> Task to carry out
Collect the lines of the entries where "system" shows up.

> Entries

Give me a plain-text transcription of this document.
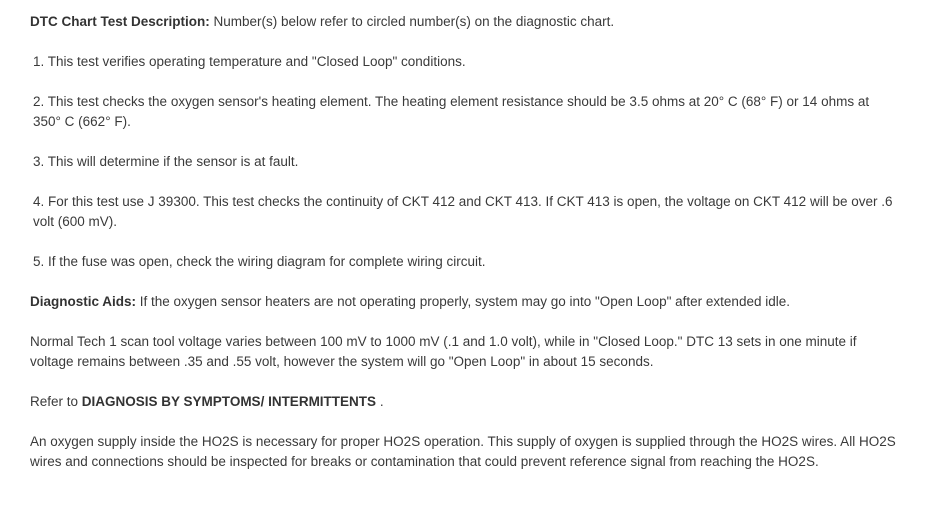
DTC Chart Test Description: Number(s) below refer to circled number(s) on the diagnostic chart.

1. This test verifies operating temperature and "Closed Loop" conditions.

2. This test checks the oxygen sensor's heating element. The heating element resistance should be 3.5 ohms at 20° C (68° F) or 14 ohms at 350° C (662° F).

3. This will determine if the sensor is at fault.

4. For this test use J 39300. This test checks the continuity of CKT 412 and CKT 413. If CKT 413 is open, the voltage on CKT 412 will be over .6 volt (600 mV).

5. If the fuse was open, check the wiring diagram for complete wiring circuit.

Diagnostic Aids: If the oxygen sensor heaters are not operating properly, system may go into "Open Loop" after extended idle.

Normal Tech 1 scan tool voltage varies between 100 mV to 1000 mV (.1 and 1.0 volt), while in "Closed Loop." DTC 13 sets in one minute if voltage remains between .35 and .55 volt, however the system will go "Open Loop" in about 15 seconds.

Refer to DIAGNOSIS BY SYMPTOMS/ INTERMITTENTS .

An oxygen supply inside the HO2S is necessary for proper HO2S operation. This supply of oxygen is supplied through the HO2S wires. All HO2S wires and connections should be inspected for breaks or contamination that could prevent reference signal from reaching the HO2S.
--
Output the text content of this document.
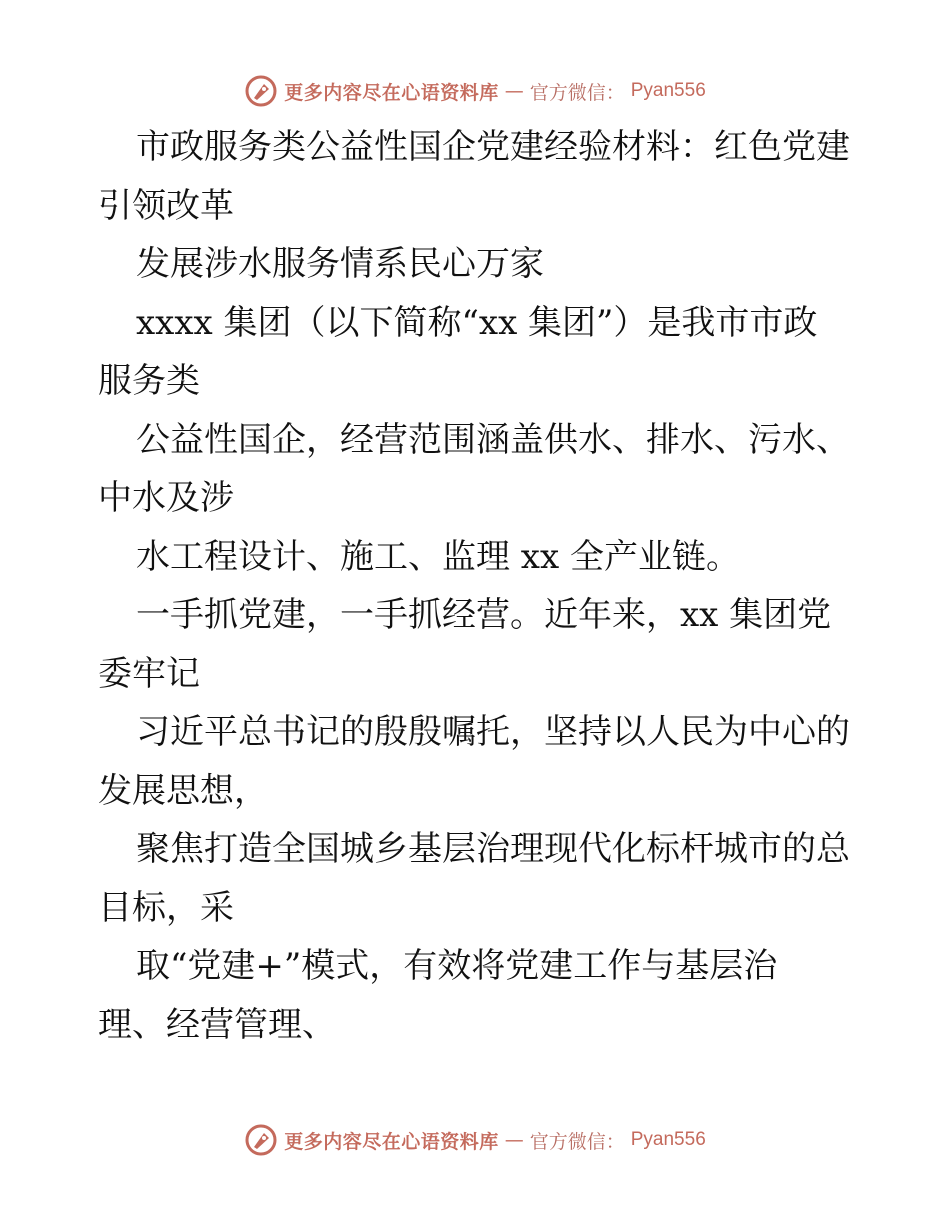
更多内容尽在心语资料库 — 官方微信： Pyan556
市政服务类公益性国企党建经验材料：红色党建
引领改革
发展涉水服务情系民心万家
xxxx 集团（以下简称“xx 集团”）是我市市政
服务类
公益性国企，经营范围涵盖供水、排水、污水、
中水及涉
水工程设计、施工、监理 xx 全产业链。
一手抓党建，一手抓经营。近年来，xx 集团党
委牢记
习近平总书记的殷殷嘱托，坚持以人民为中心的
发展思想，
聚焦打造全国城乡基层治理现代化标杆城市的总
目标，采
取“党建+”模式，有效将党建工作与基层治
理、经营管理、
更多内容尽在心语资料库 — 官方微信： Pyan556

> Full solution
Diagnostic Aids: If the oxygen sensor heaters are not operating properly, system may go into "Open Loop" after extended idle.
Normal Tech 1 scan tool voltage varies between 100 mV to 1000 mV (.1 and 1.0 volt), while in "Closed Loop." DTC 13 sets in one minute if voltage remains between .35 and .55 volt, however the system will go "Open Loop" in about 15 seconds.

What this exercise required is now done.